-- DATA TO PROCESS --

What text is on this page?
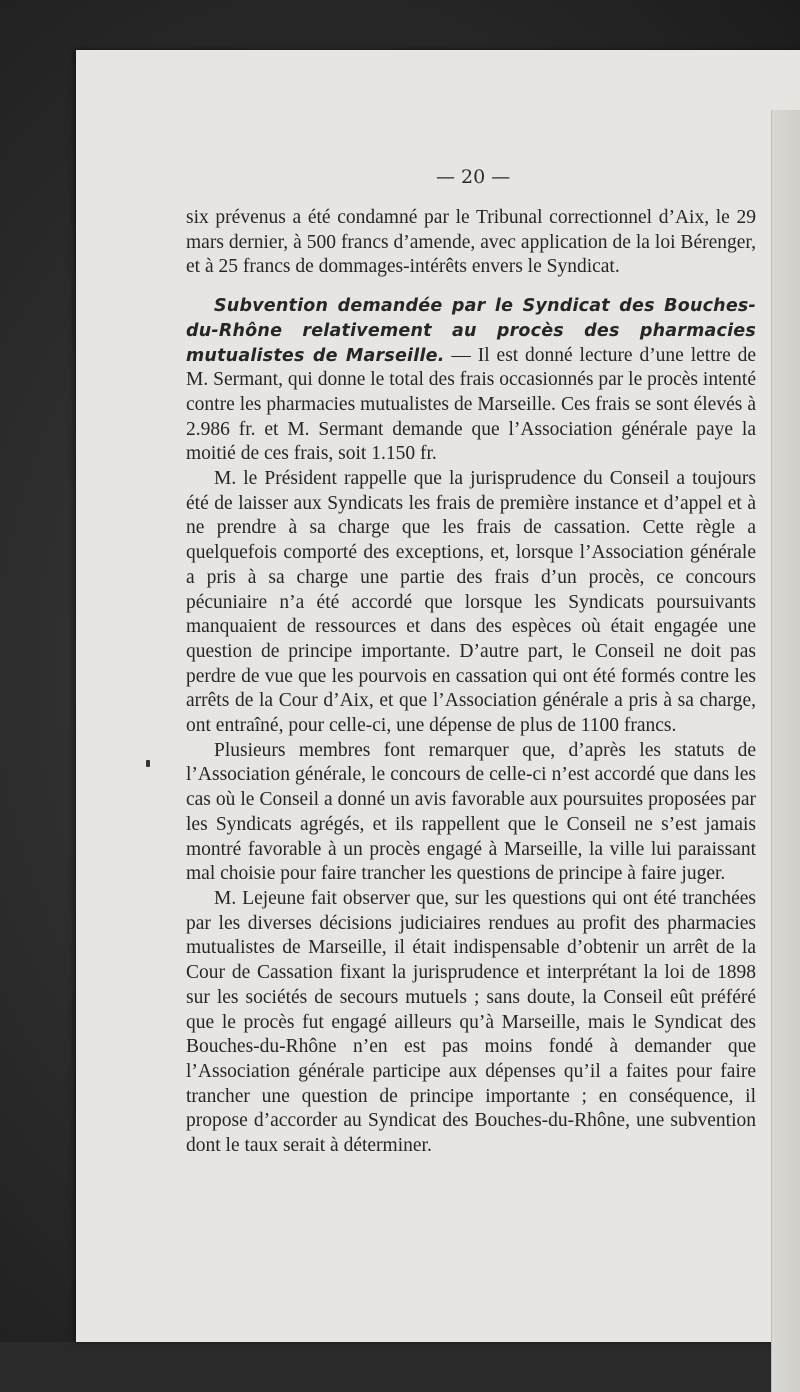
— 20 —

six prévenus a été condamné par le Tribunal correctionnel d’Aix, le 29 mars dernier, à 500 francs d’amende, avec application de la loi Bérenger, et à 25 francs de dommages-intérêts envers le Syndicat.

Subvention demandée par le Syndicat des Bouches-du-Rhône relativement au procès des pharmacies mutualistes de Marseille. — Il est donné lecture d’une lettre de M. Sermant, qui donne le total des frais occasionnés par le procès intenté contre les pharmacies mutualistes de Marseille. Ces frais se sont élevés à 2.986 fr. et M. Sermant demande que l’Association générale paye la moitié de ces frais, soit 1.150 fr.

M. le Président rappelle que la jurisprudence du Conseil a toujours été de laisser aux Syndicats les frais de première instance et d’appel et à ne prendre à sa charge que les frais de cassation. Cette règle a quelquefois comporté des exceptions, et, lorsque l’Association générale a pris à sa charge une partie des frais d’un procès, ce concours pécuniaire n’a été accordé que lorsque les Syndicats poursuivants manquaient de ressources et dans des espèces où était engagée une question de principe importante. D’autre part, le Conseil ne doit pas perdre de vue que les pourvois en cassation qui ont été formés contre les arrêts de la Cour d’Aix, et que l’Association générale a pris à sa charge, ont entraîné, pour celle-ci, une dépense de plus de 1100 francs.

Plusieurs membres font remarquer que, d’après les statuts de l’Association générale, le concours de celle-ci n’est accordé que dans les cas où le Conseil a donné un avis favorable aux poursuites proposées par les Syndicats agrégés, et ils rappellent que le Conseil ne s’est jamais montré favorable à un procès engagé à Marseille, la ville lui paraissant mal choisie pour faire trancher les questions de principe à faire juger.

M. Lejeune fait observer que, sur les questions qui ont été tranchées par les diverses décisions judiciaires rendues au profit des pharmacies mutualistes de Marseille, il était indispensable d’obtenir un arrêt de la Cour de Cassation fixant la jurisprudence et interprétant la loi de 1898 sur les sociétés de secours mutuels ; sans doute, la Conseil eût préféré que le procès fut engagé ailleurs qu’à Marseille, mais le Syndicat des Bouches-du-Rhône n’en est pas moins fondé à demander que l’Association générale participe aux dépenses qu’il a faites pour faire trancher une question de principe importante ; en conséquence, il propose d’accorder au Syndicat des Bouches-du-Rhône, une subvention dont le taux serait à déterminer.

-- WHAT IS REQUIRED --
Working from the lines above, reproduce the material exactly and exclude its pictures.

-- SOLUTION BELOW --
What text is on this page?
— 20 —

six prévenus a été condamné par le Tribunal correctionnel d’Aix, le 29 mars dernier, à 500 francs d’amende, avec application de la loi Bérenger, et à 25 francs de dommages-intérêts envers le Syndicat.

Subvention demandée par le Syndicat des Bouches-du-Rhône relativement au procès des pharmacies mutualistes de Marseille. — Il est donné lecture d’une lettre de M. Sermant, qui donne le total des frais occasionnés par le procès intenté contre les pharmacies mutualistes de Marseille. Ces frais se sont élevés à 2.986 fr. et M. Sermant demande que l’Association générale paye la moitié de ces frais, soit 1.150 fr.

M. le Président rappelle que la jurisprudence du Conseil a toujours été de laisser aux Syndicats les frais de première instance et d’appel et à ne prendre à sa charge que les frais de cassation. Cette règle a quelquefois comporté des exceptions, et, lorsque l’Association générale a pris à sa charge une partie des frais d’un procès, ce concours pécuniaire n’a été accordé que lorsque les Syndicats poursuivants manquaient de ressources et dans des espèces où était engagée une question de principe importante. D’autre part, le Conseil ne doit pas perdre de vue que les pourvois en cassation qui ont été formés contre les arrêts de la Cour d’Aix, et que l’Association générale a pris à sa charge, ont entraîné, pour celle-ci, une dépense de plus de 1100 francs.

Plusieurs membres font remarquer que, d’après les statuts de l’Association générale, le concours de celle-ci n’est accordé que dans les cas où le Conseil a donné un avis favorable aux poursuites proposées par les Syndicats agrégés, et ils rappellent que le Conseil ne s’est jamais montré favorable à un procès engagé à Marseille, la ville lui paraissant mal choisie pour faire trancher les questions de principe à faire juger.

M. Lejeune fait observer que, sur les questions qui ont été tranchées par les diverses décisions judiciaires rendues au profit des pharmacies mutualistes de Marseille, il était indispensable d’obtenir un arrêt de la Cour de Cassation fixant la jurisprudence et interprétant la loi de 1898 sur les sociétés de secours mutuels ; sans doute, la Conseil eût préféré que le procès fut engagé ailleurs qu’à Marseille, mais le Syndicat des Bouches-du-Rhône n’en est pas moins fondé à demander que l’Association générale participe aux dépenses qu’il a faites pour faire trancher une question de principe importante ; en conséquence, il propose d’accorder au Syndicat des Bouches-du-Rhône, une subvention dont le taux serait à déterminer.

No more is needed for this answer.